======== AVAILABLE DATA

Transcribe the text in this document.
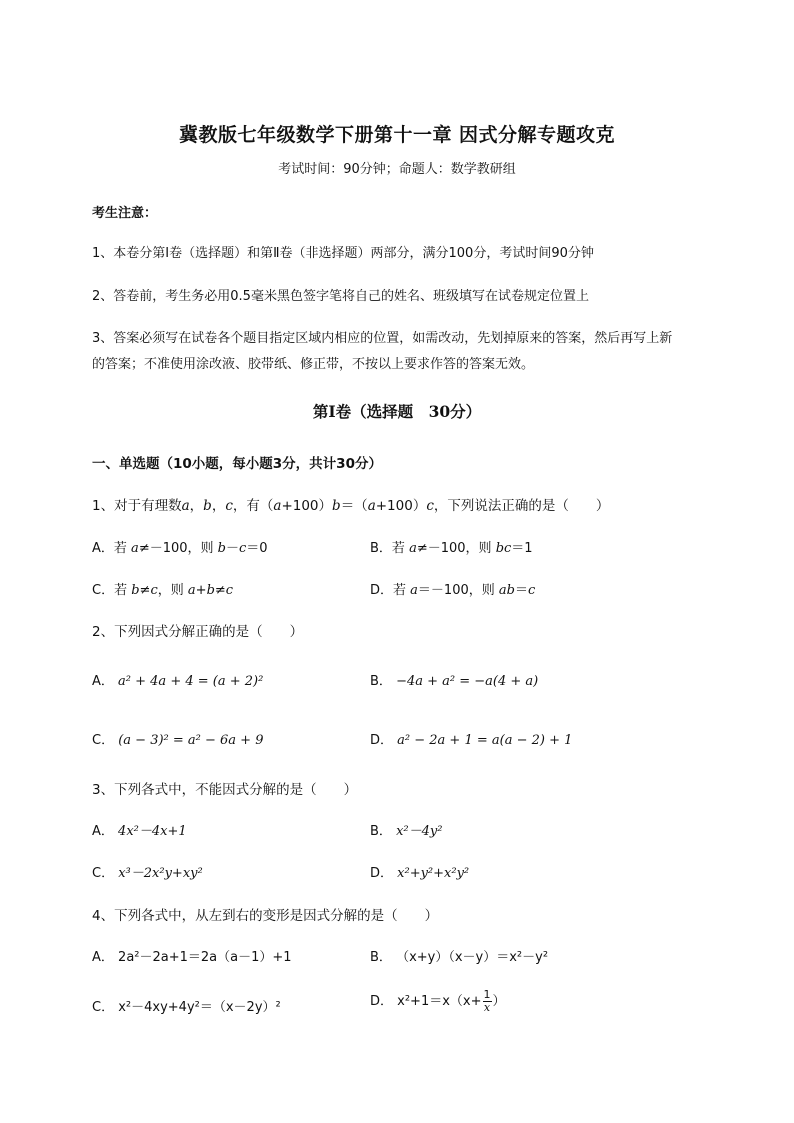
冀教版七年级数学下册第十一章 因式分解专题攻克
考试时间：90分钟；命题人：数学教研组
考生注意：
1、本卷分第I卷（选择题）和第Ⅱ卷（非选择题）两部分，满分100分，考试时间90分钟
2、答卷前，考生务必用0.5毫米黑色签字笔将自己的姓名、班级填写在试卷规定位置上
3、答案必须写在试卷各个题目指定区域内相应的位置，如需改动，先划掉原来的答案，然后再写上新
的答案；不准使用涂改液、胶带纸、修正带，不按以上要求作答的答案无效。
第I卷（选择题　30分）
一、单选题（10小题，每小题3分，共计30分）
1、对于有理数a，b，c，有（a+100）b＝（a+100）c，下列说法正确的是（　　）
A．若 a≠－100，则 b－c＝0	B．若 a≠－100，则 bc＝1
C．若 b≠c，则 a+b≠c	D．若 a＝－100，则 ab＝c
2、下列因式分解正确的是（　　）
A． a² + 4a + 4 = (a + 2)²	B． −4a + a² = −a(4 + a)
C． (a − 3)² = a² − 6a + 9	D． a² − 2a + 1 = a(a − 2) + 1
3、下列各式中，不能因式分解的是（　　）
A． 4x²－4x+1	B． x²－4y²
C． x³－2x²y+xy²	D． x²+y²+x²y²
4、下列各式中，从左到右的变形是因式分解的是（　　）
A． 2a²－2a+1＝2a（a－1）+1	B． （x+y）（x－y）＝x²－y²
C． x²－4xy+4y²＝（x－2y）²	D． $x^2+1=x(x+ \frac{1}{x}$ ）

================

§ **GOAL**: Count how many lines of the material hold the string "下列各式中". Give the number and nothing more.

§ **OUTPUT OF THE EXERCISE**: 2